(begin)

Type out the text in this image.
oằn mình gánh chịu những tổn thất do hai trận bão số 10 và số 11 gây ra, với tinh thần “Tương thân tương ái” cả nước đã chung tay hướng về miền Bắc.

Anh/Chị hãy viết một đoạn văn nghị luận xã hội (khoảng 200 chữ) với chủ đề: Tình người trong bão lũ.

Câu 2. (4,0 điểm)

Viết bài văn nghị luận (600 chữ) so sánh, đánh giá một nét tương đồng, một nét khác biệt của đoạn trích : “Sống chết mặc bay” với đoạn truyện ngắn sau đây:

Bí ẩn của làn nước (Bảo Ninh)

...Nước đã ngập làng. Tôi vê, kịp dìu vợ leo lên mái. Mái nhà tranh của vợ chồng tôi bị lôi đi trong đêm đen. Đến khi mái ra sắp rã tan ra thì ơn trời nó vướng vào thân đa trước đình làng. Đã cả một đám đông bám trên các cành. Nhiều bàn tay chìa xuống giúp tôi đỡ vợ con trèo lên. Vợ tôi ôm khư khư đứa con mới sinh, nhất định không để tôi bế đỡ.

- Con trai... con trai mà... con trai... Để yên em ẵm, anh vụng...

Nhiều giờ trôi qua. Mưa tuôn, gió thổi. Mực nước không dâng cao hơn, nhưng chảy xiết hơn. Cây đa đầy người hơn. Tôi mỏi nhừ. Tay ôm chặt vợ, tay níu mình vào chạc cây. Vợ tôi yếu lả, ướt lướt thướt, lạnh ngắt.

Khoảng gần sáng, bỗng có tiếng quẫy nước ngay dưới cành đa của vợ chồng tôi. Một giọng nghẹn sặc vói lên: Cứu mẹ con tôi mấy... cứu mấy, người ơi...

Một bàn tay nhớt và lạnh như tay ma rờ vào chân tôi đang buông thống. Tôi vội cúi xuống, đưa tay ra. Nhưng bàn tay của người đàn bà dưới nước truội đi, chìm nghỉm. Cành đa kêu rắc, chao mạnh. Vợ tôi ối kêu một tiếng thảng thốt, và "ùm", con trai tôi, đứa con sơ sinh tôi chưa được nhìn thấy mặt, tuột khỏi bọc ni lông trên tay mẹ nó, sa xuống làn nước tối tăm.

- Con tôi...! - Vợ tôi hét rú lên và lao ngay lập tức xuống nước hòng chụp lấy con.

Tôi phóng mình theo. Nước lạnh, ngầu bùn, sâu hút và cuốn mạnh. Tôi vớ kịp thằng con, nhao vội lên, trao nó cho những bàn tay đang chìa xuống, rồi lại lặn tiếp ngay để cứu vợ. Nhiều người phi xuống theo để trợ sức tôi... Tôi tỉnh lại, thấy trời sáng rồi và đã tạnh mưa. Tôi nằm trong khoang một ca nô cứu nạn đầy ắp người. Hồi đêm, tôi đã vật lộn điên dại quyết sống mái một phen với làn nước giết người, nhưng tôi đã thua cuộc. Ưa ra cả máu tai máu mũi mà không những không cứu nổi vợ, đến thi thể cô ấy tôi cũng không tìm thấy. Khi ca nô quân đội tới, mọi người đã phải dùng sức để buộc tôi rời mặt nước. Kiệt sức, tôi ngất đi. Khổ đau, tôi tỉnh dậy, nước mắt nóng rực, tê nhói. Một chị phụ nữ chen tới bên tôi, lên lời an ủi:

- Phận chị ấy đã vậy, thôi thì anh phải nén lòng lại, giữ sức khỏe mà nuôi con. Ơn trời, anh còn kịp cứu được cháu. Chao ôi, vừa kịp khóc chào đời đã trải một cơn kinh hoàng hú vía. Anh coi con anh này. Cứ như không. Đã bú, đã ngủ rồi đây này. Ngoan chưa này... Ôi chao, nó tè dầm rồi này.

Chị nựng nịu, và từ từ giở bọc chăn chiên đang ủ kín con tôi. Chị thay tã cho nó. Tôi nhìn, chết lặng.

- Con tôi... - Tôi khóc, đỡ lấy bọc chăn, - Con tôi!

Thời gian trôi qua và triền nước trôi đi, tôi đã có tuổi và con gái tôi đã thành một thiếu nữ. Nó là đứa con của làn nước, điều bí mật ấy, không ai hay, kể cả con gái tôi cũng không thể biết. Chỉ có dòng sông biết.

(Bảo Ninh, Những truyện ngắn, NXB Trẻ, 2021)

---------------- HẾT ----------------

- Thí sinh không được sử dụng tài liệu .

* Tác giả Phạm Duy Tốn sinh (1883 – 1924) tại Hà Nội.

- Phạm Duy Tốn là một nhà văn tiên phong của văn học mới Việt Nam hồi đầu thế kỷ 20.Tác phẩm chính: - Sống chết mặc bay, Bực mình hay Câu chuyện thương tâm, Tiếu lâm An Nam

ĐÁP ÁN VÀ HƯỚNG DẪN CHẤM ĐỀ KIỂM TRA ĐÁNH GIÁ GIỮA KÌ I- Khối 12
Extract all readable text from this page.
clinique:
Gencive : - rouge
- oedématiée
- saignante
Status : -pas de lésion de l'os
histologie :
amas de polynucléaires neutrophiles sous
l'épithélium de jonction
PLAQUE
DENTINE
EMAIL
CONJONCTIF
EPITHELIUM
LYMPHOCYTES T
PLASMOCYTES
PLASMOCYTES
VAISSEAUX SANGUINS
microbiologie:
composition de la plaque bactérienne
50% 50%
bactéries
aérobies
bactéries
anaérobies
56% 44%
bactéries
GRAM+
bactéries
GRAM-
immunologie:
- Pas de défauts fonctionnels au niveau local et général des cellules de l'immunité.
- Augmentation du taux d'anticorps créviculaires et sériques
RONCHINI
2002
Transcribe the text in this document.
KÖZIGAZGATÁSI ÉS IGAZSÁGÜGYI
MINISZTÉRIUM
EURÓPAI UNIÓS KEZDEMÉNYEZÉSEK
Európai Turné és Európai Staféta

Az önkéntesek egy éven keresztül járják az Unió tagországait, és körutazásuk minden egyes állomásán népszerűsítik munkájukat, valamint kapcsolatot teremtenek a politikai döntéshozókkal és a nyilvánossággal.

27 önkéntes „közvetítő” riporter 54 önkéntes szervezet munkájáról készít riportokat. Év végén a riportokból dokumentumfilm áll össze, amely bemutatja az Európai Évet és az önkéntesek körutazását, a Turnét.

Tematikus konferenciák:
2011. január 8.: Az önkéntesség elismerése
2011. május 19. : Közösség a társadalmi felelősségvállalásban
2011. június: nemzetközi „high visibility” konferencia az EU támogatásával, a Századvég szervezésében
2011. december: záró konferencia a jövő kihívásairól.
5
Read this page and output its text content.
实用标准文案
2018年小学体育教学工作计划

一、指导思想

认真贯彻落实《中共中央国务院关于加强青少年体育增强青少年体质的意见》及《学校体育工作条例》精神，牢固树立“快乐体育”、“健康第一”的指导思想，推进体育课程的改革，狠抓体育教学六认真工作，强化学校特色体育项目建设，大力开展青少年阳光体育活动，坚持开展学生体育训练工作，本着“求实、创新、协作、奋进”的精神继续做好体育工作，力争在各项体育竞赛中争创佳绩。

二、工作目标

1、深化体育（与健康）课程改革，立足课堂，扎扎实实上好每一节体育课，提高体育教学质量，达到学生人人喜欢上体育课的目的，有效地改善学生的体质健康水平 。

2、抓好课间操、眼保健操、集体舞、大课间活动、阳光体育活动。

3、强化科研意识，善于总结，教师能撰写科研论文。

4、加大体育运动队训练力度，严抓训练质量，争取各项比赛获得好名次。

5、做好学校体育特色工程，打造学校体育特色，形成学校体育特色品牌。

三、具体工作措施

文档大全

(end)

▶ The problem: Scan the lines for the string "tương". Pick out every line that has it.

▶ Output for this task:
oằn mình gánh chịu những tổn thất do hai trận bão số 10 và số 11 gây ra, với tinh thần “Tương thân tương ái” cả nước đã chung tay hướng về miền Bắc.
Viết bài văn nghị luận (600 chữ) so sánh, đánh giá một nét tương đồng, một nét khác biệt của đoạn trích : “Sống chết mặc bay” với đoạn truyện ngắn sau đây:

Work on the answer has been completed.